What you should do: Each line that includes "legend" counts once; give the total and nothing besides.

[Figure content listings]
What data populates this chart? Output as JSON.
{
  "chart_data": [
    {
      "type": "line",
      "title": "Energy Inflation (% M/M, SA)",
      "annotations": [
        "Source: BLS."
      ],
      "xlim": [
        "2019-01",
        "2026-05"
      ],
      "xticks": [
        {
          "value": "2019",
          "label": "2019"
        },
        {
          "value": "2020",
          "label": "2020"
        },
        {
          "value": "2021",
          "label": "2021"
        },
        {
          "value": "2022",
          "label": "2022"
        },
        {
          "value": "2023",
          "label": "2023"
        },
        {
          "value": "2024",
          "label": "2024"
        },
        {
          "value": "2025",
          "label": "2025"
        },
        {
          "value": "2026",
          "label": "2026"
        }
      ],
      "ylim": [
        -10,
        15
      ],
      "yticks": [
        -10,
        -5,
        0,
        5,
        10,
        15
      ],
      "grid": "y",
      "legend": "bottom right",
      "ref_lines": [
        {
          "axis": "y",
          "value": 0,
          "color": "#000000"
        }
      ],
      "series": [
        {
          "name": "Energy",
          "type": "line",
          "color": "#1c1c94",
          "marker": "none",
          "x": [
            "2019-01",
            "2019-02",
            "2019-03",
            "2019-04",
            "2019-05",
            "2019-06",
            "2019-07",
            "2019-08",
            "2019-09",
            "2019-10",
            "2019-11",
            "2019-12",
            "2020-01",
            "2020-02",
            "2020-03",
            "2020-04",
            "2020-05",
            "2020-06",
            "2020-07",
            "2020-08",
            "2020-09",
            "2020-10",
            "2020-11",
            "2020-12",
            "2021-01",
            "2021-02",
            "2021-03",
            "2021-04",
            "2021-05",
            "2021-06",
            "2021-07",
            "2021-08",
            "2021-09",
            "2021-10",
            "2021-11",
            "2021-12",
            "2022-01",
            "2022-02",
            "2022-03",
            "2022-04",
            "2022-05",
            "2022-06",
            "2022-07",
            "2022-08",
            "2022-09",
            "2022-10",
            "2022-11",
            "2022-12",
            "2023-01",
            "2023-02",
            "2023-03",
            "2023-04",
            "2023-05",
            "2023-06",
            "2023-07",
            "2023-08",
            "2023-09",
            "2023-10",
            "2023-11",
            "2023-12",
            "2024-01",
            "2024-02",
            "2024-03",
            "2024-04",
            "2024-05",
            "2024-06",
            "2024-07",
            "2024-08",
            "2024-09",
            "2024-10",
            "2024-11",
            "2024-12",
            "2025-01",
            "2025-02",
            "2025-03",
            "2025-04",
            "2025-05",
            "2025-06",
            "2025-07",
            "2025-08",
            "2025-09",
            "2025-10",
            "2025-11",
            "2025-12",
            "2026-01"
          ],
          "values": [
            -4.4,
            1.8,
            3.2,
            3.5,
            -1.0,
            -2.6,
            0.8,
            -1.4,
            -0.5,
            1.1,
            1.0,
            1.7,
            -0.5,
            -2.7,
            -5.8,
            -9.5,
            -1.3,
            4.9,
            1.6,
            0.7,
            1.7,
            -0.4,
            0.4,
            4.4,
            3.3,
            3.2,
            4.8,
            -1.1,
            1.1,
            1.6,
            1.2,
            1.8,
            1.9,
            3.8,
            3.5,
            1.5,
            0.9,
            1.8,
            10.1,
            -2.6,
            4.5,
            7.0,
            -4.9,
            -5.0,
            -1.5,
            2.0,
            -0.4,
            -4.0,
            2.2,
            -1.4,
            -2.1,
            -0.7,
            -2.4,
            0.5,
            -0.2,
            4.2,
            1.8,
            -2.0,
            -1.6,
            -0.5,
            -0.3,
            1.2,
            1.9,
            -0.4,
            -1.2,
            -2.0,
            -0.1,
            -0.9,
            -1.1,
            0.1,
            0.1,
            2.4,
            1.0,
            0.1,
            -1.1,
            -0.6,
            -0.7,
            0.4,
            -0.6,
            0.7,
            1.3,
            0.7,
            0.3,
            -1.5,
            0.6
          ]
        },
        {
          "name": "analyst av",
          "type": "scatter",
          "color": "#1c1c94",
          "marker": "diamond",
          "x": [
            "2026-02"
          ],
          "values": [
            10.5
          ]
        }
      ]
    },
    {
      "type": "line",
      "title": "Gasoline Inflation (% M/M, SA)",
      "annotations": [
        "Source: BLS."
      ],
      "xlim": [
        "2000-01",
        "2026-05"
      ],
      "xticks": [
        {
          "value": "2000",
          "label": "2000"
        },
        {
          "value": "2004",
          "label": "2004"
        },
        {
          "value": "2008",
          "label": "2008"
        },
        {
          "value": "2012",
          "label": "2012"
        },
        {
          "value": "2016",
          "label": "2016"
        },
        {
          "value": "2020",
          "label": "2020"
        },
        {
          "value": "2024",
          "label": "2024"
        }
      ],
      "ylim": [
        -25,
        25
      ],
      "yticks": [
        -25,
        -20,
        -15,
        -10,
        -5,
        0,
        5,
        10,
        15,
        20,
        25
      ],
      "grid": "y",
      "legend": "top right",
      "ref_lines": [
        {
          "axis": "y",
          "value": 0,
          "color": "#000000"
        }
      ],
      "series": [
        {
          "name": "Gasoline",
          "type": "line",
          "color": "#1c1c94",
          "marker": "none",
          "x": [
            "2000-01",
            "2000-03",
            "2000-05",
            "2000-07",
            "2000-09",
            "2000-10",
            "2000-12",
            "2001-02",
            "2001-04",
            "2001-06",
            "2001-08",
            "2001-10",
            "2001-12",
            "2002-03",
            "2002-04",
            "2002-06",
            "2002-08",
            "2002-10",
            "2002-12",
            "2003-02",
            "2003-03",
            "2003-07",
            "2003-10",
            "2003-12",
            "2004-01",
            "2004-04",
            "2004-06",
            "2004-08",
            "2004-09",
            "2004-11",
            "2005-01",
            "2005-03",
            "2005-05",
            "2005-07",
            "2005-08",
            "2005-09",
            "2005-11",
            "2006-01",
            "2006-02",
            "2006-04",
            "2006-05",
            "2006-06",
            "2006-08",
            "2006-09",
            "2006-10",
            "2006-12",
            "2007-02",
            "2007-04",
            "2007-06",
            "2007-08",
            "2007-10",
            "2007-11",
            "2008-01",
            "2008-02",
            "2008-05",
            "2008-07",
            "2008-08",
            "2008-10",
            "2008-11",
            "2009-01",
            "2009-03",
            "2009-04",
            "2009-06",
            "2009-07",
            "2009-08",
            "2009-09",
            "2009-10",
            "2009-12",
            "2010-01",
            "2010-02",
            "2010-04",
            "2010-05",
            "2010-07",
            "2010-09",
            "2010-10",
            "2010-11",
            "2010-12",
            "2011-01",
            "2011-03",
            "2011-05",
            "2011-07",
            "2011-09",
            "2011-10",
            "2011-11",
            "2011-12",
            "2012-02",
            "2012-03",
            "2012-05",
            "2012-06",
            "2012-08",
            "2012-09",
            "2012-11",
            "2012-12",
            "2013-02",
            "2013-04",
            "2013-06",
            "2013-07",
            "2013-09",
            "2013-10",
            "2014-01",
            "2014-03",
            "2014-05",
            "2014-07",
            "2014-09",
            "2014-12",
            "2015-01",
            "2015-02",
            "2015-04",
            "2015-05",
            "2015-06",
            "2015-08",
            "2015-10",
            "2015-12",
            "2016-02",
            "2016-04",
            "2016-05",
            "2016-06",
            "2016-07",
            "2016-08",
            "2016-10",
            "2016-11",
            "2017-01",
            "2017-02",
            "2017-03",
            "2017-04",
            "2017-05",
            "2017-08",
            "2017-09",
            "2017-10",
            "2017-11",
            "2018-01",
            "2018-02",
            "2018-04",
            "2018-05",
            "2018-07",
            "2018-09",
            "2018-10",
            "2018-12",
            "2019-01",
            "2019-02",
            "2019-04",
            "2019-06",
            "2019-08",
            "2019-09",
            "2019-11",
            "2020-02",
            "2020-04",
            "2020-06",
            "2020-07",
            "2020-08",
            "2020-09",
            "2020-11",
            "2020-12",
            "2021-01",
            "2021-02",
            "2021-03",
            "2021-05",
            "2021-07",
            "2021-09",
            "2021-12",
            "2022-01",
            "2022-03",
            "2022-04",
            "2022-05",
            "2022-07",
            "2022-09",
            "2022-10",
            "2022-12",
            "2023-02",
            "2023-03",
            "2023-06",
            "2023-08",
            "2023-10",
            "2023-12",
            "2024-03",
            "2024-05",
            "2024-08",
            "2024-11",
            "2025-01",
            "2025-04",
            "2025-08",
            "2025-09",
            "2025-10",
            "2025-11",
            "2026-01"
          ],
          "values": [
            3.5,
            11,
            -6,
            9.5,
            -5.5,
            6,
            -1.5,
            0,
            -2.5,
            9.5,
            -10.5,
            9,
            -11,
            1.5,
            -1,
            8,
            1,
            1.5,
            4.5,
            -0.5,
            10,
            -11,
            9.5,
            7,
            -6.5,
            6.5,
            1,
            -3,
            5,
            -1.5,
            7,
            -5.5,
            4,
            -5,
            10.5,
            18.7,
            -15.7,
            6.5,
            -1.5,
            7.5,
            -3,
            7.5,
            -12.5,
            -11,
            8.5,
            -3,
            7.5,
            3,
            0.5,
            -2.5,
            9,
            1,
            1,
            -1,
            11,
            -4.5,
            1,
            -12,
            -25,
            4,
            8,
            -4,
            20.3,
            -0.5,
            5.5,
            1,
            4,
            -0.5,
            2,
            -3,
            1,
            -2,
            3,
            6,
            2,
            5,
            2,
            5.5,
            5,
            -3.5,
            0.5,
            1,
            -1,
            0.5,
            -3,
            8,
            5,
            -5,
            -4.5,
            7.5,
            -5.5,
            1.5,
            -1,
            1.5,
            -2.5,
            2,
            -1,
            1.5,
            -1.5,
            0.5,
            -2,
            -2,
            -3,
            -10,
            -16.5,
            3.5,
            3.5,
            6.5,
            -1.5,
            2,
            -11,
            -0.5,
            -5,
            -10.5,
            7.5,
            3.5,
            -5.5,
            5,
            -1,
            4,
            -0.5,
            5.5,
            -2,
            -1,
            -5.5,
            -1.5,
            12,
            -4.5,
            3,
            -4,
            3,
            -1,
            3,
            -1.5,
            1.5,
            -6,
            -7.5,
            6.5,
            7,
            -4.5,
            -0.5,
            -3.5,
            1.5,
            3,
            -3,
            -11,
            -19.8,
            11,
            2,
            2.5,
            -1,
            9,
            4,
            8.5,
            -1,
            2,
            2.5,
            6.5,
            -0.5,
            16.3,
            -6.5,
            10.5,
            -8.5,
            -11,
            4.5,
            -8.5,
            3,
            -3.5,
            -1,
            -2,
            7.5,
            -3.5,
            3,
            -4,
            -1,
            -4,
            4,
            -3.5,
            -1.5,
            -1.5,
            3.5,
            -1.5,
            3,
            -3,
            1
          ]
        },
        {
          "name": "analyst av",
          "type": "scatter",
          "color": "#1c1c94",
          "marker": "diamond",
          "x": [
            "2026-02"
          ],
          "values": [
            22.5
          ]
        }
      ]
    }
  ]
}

Right answer: 2